# [What you should do]
Out of the lines below, please list those that hold the string "logrank".

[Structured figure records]

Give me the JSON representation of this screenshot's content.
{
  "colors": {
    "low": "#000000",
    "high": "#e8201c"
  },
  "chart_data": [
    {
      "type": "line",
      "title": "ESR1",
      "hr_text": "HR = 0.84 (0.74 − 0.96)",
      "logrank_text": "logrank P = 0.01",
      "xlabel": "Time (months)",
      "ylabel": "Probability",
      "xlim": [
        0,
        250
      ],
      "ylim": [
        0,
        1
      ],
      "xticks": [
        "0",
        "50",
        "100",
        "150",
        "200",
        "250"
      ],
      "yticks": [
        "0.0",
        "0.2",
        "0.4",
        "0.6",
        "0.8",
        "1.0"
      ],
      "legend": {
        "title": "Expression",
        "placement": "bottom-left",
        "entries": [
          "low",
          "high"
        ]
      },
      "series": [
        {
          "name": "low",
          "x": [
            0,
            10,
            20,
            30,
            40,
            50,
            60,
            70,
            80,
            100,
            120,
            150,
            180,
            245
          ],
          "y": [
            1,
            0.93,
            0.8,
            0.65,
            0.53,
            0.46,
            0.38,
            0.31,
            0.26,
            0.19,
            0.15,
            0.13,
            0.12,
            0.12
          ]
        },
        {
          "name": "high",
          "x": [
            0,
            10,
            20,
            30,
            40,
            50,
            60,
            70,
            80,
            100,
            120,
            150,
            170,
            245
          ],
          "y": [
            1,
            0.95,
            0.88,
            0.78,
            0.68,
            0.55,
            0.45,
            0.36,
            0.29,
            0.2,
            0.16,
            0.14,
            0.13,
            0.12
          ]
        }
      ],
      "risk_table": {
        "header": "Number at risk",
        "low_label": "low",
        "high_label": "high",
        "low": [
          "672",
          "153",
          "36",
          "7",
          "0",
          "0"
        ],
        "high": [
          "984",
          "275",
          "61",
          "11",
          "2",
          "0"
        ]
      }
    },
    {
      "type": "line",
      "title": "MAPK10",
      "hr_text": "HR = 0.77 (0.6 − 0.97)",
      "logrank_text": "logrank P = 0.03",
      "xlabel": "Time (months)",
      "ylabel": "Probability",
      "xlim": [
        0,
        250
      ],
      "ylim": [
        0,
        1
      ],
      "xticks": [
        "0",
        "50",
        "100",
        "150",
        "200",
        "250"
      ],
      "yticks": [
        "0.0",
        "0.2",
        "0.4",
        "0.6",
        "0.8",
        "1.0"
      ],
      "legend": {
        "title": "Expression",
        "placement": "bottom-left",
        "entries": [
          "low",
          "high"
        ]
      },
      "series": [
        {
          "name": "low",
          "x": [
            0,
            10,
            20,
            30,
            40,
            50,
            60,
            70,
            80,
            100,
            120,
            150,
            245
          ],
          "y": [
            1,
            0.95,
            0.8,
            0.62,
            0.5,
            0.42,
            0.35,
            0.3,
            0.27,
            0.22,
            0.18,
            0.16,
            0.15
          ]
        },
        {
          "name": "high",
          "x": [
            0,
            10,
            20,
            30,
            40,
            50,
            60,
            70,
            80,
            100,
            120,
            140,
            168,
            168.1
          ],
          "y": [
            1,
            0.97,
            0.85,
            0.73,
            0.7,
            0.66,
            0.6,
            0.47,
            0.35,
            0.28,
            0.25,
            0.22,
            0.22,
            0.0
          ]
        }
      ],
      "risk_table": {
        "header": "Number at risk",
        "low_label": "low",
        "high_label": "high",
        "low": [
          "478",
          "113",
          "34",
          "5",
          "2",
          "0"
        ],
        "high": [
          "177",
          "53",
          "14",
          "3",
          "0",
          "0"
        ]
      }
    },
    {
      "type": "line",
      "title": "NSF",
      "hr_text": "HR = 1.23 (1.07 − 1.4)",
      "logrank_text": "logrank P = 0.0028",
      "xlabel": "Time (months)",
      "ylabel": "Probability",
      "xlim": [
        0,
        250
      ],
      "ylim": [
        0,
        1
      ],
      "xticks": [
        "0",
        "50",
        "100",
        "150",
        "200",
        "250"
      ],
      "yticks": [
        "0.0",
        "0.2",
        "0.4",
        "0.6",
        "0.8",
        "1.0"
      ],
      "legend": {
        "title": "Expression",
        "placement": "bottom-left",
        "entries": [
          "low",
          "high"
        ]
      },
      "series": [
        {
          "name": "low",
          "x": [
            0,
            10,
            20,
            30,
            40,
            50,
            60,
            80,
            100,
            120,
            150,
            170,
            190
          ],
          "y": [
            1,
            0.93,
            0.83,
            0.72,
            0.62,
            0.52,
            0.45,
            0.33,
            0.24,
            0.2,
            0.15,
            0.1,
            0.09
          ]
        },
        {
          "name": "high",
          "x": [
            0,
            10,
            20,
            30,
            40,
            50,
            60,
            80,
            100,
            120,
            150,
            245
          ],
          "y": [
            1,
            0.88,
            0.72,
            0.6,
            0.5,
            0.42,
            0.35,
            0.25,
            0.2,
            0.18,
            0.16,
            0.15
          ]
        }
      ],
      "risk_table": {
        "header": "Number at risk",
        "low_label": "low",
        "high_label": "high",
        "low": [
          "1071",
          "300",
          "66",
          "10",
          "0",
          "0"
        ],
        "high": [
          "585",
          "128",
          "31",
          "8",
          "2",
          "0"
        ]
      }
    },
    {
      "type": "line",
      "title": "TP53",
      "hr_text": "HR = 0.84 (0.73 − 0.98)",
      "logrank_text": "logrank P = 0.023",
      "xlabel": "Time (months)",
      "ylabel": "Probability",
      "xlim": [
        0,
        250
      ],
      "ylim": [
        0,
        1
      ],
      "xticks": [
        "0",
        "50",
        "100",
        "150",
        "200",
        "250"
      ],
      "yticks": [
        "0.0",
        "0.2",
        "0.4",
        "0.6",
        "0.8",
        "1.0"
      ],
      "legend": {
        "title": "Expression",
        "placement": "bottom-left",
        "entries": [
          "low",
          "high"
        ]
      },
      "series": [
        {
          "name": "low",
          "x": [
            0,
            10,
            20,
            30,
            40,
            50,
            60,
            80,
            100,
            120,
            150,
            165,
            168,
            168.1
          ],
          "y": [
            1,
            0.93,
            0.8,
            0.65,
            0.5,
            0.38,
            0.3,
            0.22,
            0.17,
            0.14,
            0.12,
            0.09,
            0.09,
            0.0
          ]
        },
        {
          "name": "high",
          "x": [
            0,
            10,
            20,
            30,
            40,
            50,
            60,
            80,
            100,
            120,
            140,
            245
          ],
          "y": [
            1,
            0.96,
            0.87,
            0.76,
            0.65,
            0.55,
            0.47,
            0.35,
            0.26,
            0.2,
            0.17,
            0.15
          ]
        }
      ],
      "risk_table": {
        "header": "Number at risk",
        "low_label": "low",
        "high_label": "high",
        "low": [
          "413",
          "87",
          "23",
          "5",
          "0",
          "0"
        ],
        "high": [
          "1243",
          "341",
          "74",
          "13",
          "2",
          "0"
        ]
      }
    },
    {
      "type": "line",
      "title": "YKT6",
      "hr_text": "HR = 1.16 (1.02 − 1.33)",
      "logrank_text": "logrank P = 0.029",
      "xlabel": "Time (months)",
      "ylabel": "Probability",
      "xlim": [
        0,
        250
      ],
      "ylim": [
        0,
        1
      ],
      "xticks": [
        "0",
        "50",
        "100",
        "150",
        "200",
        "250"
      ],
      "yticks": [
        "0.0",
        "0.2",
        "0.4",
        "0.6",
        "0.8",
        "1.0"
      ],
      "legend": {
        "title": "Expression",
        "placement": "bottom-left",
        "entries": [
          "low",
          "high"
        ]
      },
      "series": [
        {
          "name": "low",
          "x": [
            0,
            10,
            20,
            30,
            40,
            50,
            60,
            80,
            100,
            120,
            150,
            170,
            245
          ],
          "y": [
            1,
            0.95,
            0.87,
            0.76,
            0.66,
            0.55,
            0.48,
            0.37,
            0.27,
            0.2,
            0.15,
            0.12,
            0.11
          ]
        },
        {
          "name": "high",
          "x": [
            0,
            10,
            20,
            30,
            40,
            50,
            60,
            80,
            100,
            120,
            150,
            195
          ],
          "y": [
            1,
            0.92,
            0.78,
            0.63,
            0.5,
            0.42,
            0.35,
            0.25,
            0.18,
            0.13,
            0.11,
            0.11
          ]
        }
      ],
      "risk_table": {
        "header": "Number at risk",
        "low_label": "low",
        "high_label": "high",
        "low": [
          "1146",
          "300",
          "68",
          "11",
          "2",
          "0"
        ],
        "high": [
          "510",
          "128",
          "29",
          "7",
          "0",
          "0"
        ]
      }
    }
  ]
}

# [Output]
      "logrank_text": "logrank P = 0.01",
      "logrank_text": "logrank P = 0.03",
      "logrank_text": "logrank P = 0.0028",
      "logrank_text": "logrank P = 0.023",
      "logrank_text": "logrank P = 0.029",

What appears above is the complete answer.